-- What is being asked --
Copy each line below exactly and leave the pictures out.

-- Material supplied --
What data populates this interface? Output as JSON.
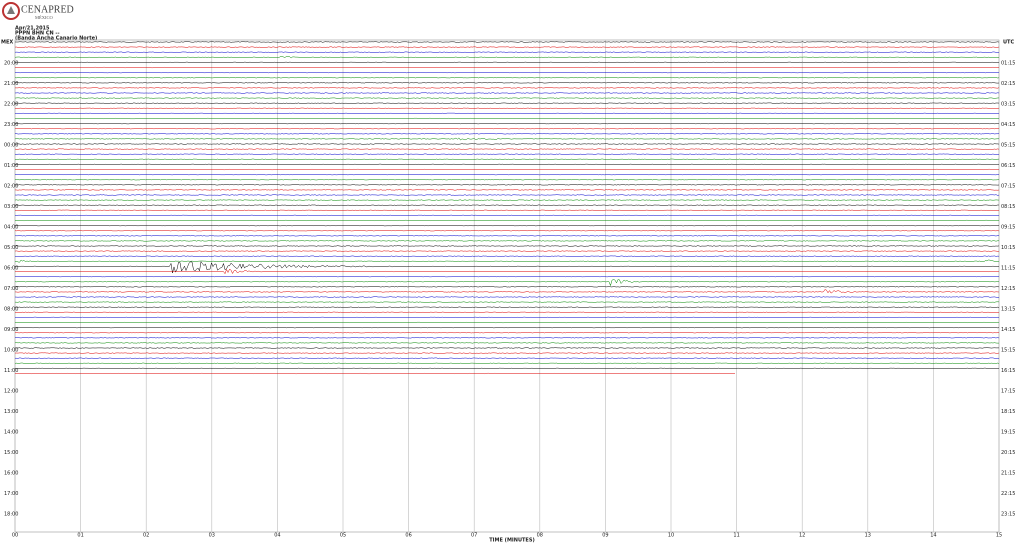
{
  "header": {
    "logo_title": "CENAPRED",
    "logo_subtitle": "MÉXICO",
    "date": "Apr/21,2015",
    "station": "PPPN BHN CN --",
    "network": "(Banda Ancha Canario Norte)"
  },
  "left_axis": {
    "title": "MEX",
    "labels": [
      "20:00",
      "21:00",
      "22:00",
      "23:00",
      "00:00",
      "01:00",
      "02:00",
      "03:00",
      "04:00",
      "05:00",
      "06:00",
      "07:00",
      "08:00",
      "09:00",
      "10:00",
      "11:00",
      "12:00",
      "13:00",
      "14:00",
      "15:00",
      "16:00",
      "17:00",
      "18:00"
    ]
  },
  "right_axis": {
    "title": "UTC",
    "labels": [
      "01:15",
      "02:15",
      "03:15",
      "04:15",
      "05:15",
      "06:15",
      "07:15",
      "08:15",
      "09:15",
      "10:15",
      "11:15",
      "12:15",
      "13:15",
      "14:15",
      "15:15",
      "16:15",
      "17:15",
      "18:15",
      "19:15",
      "20:15",
      "21:15",
      "22:15",
      "23:15"
    ]
  },
  "x_axis": {
    "title": "TIME (MINUTES)",
    "labels": [
      "00",
      "01",
      "02",
      "03",
      "04",
      "05",
      "06",
      "07",
      "08",
      "09",
      "10",
      "11",
      "12",
      "13",
      "14",
      "15"
    ]
  }
}
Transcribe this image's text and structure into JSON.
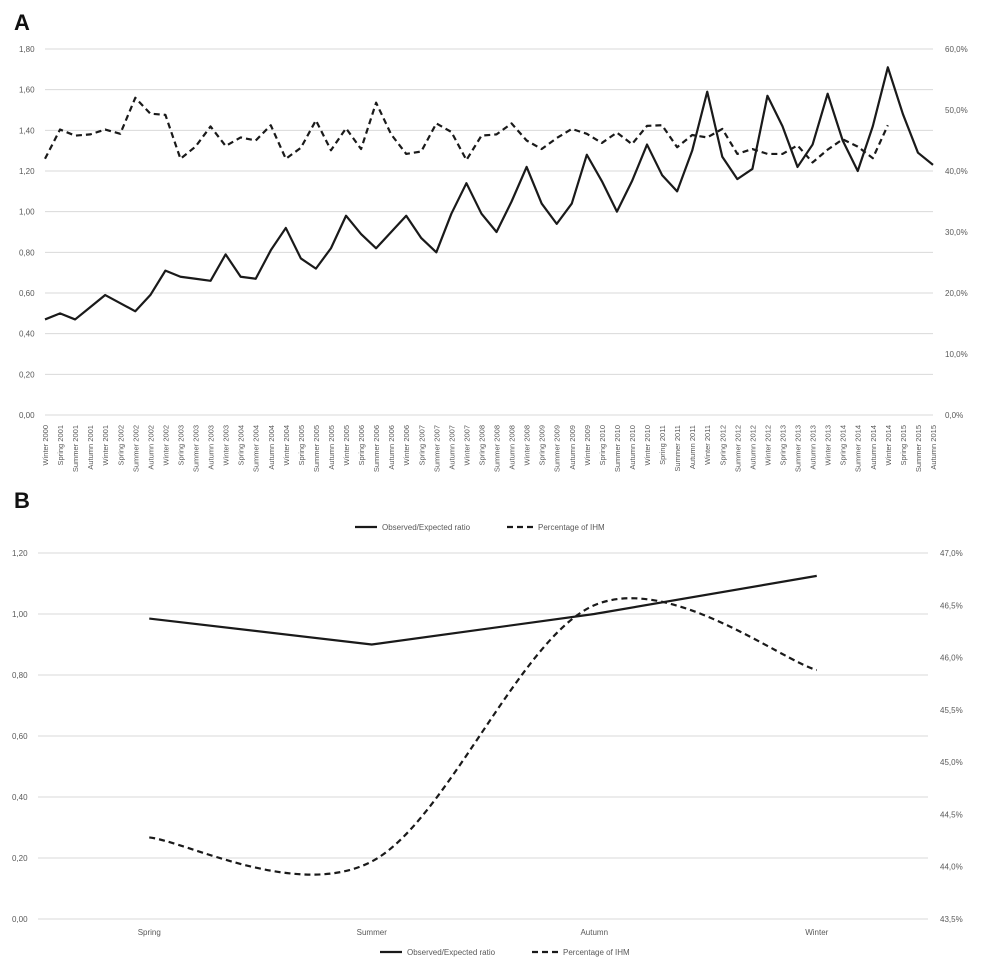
{
  "panels": {
    "a_letter": "A",
    "b_letter": "B"
  },
  "colors": {
    "line": "#1a1a1a",
    "grid": "#d9d9d9",
    "text": "#595959"
  },
  "chart_data": [
    {
      "type": "line",
      "panel": "A",
      "categories": [
        "Winter 2000",
        "Spring 2001",
        "Summer 2001",
        "Autumn 2001",
        "Winter 2001",
        "Spring 2002",
        "Summer 2002",
        "Autumn 2002",
        "Winter 2002",
        "Spring 2003",
        "Summer 2003",
        "Autumn 2003",
        "Winter 2003",
        "Spring 2004",
        "Summer 2004",
        "Autumn 2004",
        "Winter 2004",
        "Spring 2005",
        "Summer 2005",
        "Autumn 2005",
        "Winter 2005",
        "Spring 2006",
        "Summer 2006",
        "Autumn 2006",
        "Winter 2006",
        "Spring 2007",
        "Summer 2007",
        "Autumn 2007",
        "Winter 2007",
        "Spring 2008",
        "Summer 2008",
        "Autumn 2008",
        "Winter 2008",
        "Spring 2009",
        "Summer 2009",
        "Autumn 2009",
        "Winter 2009",
        "Spring 2010",
        "Summer 2010",
        "Autumn 2010",
        "Winter 2010",
        "Spring 2011",
        "Summer 2011",
        "Autumn 2011",
        "Winter 2011",
        "Spring 2012",
        "Summer 2012",
        "Autumn 2012",
        "Winter 2012",
        "Spring 2013",
        "Summer 2013",
        "Autumn 2013",
        "Winter 2013",
        "Spring 2014",
        "Summer 2014",
        "Autumn 2014",
        "Winter 2014",
        "Spring 2015",
        "Summer 2015",
        "Autumn 2015"
      ],
      "series": [
        {
          "name": "Observed/Expected ratio",
          "axis": "left",
          "style": "solid",
          "values": [
            0.47,
            0.5,
            0.47,
            0.53,
            0.59,
            0.55,
            0.51,
            0.59,
            0.71,
            0.68,
            0.67,
            0.66,
            0.79,
            0.68,
            0.67,
            0.81,
            0.92,
            0.77,
            0.72,
            0.82,
            0.98,
            0.89,
            0.82,
            0.9,
            0.98,
            0.87,
            0.8,
            0.99,
            1.14,
            0.99,
            0.9,
            1.05,
            1.22,
            1.04,
            0.94,
            1.04,
            1.28,
            1.15,
            1.0,
            1.15,
            1.33,
            1.18,
            1.1,
            1.3,
            1.59,
            1.27,
            1.16,
            1.21,
            1.57,
            1.42,
            1.22,
            1.33,
            1.58,
            1.35,
            1.2,
            1.42,
            1.71,
            1.48,
            1.29,
            1.23
          ]
        },
        {
          "name": "Percentage of IHM",
          "axis": "right",
          "style": "dashed",
          "values": [
            42.0,
            46.8,
            45.8,
            46.0,
            46.8,
            46.1,
            52.0,
            49.4,
            49.2,
            42.0,
            44.0,
            47.3,
            44.1,
            45.5,
            45.0,
            47.5,
            42.0,
            43.8,
            48.3,
            43.4,
            47.0,
            43.6,
            51.2,
            46.0,
            42.8,
            43.2,
            47.8,
            46.4,
            41.8,
            45.8,
            46.0,
            47.8,
            45.0,
            43.6,
            45.4,
            46.9,
            46.1,
            44.6,
            46.3,
            44.4,
            47.4,
            47.5,
            43.9,
            45.9,
            45.5,
            46.9,
            42.8,
            43.6,
            42.8,
            42.8,
            44.2,
            41.4,
            43.5,
            45.2,
            44.0,
            42.1,
            47.5,
            null,
            null,
            null
          ]
        }
      ],
      "y_left": {
        "ticks": [
          "0,00",
          "0,20",
          "0,40",
          "0,60",
          "0,80",
          "1,00",
          "1,20",
          "1,40",
          "1,60",
          "1,80"
        ],
        "min": 0,
        "max": 1.8
      },
      "y_right": {
        "ticks": [
          "0,0%",
          "10,0%",
          "20,0%",
          "30,0%",
          "40,0%",
          "50,0%",
          "60,0%"
        ],
        "min": 0,
        "max": 60
      },
      "grid": true
    },
    {
      "type": "line",
      "panel": "B",
      "categories": [
        "Spring",
        "Summer",
        "Autumn",
        "Winter"
      ],
      "series": [
        {
          "name": "Observed/Expected ratio",
          "axis": "left",
          "style": "solid",
          "values": [
            0.985,
            0.9,
            1.0,
            1.125
          ]
        },
        {
          "name": "Percentage of IHM",
          "axis": "right",
          "style": "dashed",
          "smooth": true,
          "values": [
            44.28,
            44.05,
            46.5,
            45.88
          ]
        }
      ],
      "y_left": {
        "ticks": [
          "0,00",
          "0,20",
          "0,40",
          "0,60",
          "0,80",
          "1,00",
          "1,20"
        ],
        "min": 0,
        "max": 1.2
      },
      "y_right": {
        "ticks": [
          "43,5%",
          "44,0%",
          "44,5%",
          "45,0%",
          "45,5%",
          "46,0%",
          "46,5%",
          "47,0%"
        ],
        "min": 43.5,
        "max": 47.0
      },
      "grid": true
    }
  ],
  "legend": {
    "solid_label": "Observed/Expected ratio",
    "dashed_label": "Percentage of IHM"
  }
}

-- Result --
What data populates this interface? Output as JSON.
{
  "header": {
    "logo_title": "CENAPRED",
    "logo_subtitle": "MÉXICO",
    "date": "Apr/21,2015",
    "station": "PPPN BHN CN --",
    "network": "(Banda Ancha Canario Norte)"
  },
  "left_axis": {
    "title": "MEX",
    "labels": [
      "20:00",
      "21:00",
      "22:00",
      "23:00",
      "00:00",
      "01:00",
      "02:00",
      "03:00",
      "04:00",
      "05:00",
      "06:00",
      "07:00",
      "08:00",
      "09:00",
      "10:00",
      "11:00",
      "12:00",
      "13:00",
      "14:00",
      "15:00",
      "16:00",
      "17:00",
      "18:00"
    ]
  },
  "right_axis": {
    "title": "UTC",
    "labels": [
      "01:15",
      "02:15",
      "03:15",
      "04:15",
      "05:15",
      "06:15",
      "07:15",
      "08:15",
      "09:15",
      "10:15",
      "11:15",
      "12:15",
      "13:15",
      "14:15",
      "15:15",
      "16:15",
      "17:15",
      "18:15",
      "19:15",
      "20:15",
      "21:15",
      "22:15",
      "23:15"
    ]
  },
  "x_axis": {
    "title": "TIME (MINUTES)",
    "labels": [
      "00",
      "01",
      "02",
      "03",
      "04",
      "05",
      "06",
      "07",
      "08",
      "09",
      "10",
      "11",
      "12",
      "13",
      "14",
      "15"
    ]
  }
}
Transcribe this image's text and structure into JSON.
{
  "panels": {
    "a_letter": "A",
    "b_letter": "B"
  },
  "colors": {
    "line": "#1a1a1a",
    "grid": "#d9d9d9",
    "text": "#595959"
  },
  "chart_data": [
    {
      "type": "line",
      "panel": "A",
      "categories": [
        "Winter 2000",
        "Spring 2001",
        "Summer 2001",
        "Autumn 2001",
        "Winter 2001",
        "Spring 2002",
        "Summer 2002",
        "Autumn 2002",
        "Winter 2002",
        "Spring 2003",
        "Summer 2003",
        "Autumn 2003",
        "Winter 2003",
        "Spring 2004",
        "Summer 2004",
        "Autumn 2004",
        "Winter 2004",
        "Spring 2005",
        "Summer 2005",
        "Autumn 2005",
        "Winter 2005",
        "Spring 2006",
        "Summer 2006",
        "Autumn 2006",
        "Winter 2006",
        "Spring 2007",
        "Summer 2007",
        "Autumn 2007",
        "Winter 2007",
        "Spring 2008",
        "Summer 2008",
        "Autumn 2008",
        "Winter 2008",
        "Spring 2009",
        "Summer 2009",
        "Autumn 2009",
        "Winter 2009",
        "Spring 2010",
        "Summer 2010",
        "Autumn 2010",
        "Winter 2010",
        "Spring 2011",
        "Summer 2011",
        "Autumn 2011",
        "Winter 2011",
        "Spring 2012",
        "Summer 2012",
        "Autumn 2012",
        "Winter 2012",
        "Spring 2013",
        "Summer 2013",
        "Autumn 2013",
        "Winter 2013",
        "Spring 2014",
        "Summer 2014",
        "Autumn 2014",
        "Winter 2014",
        "Spring 2015",
        "Summer 2015",
        "Autumn 2015"
      ],
      "series": [
        {
          "name": "Observed/Expected ratio",
          "axis": "left",
          "style": "solid",
          "values": [
            0.47,
            0.5,
            0.47,
            0.53,
            0.59,
            0.55,
            0.51,
            0.59,
            0.71,
            0.68,
            0.67,
            0.66,
            0.79,
            0.68,
            0.67,
            0.81,
            0.92,
            0.77,
            0.72,
            0.82,
            0.98,
            0.89,
            0.82,
            0.9,
            0.98,
            0.87,
            0.8,
            0.99,
            1.14,
            0.99,
            0.9,
            1.05,
            1.22,
            1.04,
            0.94,
            1.04,
            1.28,
            1.15,
            1.0,
            1.15,
            1.33,
            1.18,
            1.1,
            1.3,
            1.59,
            1.27,
            1.16,
            1.21,
            1.57,
            1.42,
            1.22,
            1.33,
            1.58,
            1.35,
            1.2,
            1.42,
            1.71,
            1.48,
            1.29,
            1.23
          ]
        },
        {
          "name": "Percentage of IHM",
          "axis": "right",
          "style": "dashed",
          "values": [
            42.0,
            46.8,
            45.8,
            46.0,
            46.8,
            46.1,
            52.0,
            49.4,
            49.2,
            42.0,
            44.0,
            47.3,
            44.1,
            45.5,
            45.0,
            47.5,
            42.0,
            43.8,
            48.3,
            43.4,
            47.0,
            43.6,
            51.2,
            46.0,
            42.8,
            43.2,
            47.8,
            46.4,
            41.8,
            45.8,
            46.0,
            47.8,
            45.0,
            43.6,
            45.4,
            46.9,
            46.1,
            44.6,
            46.3,
            44.4,
            47.4,
            47.5,
            43.9,
            45.9,
            45.5,
            46.9,
            42.8,
            43.6,
            42.8,
            42.8,
            44.2,
            41.4,
            43.5,
            45.2,
            44.0,
            42.1,
            47.5,
            null,
            null,
            null
          ]
        }
      ],
      "y_left": {
        "ticks": [
          "0,00",
          "0,20",
          "0,40",
          "0,60",
          "0,80",
          "1,00",
          "1,20",
          "1,40",
          "1,60",
          "1,80"
        ],
        "min": 0,
        "max": 1.8
      },
      "y_right": {
        "ticks": [
          "0,0%",
          "10,0%",
          "20,0%",
          "30,0%",
          "40,0%",
          "50,0%",
          "60,0%"
        ],
        "min": 0,
        "max": 60
      },
      "grid": true
    },
    {
      "type": "line",
      "panel": "B",
      "categories": [
        "Spring",
        "Summer",
        "Autumn",
        "Winter"
      ],
      "series": [
        {
          "name": "Observed/Expected ratio",
          "axis": "left",
          "style": "solid",
          "values": [
            0.985,
            0.9,
            1.0,
            1.125
          ]
        },
        {
          "name": "Percentage of IHM",
          "axis": "right",
          "style": "dashed",
          "smooth": true,
          "values": [
            44.28,
            44.05,
            46.5,
            45.88
          ]
        }
      ],
      "y_left": {
        "ticks": [
          "0,00",
          "0,20",
          "0,40",
          "0,60",
          "0,80",
          "1,00",
          "1,20"
        ],
        "min": 0,
        "max": 1.2
      },
      "y_right": {
        "ticks": [
          "43,5%",
          "44,0%",
          "44,5%",
          "45,0%",
          "45,5%",
          "46,0%",
          "46,5%",
          "47,0%"
        ],
        "min": 43.5,
        "max": 47.0
      },
      "grid": true
    }
  ],
  "legend": {
    "solid_label": "Observed/Expected ratio",
    "dashed_label": "Percentage of IHM"
  }
}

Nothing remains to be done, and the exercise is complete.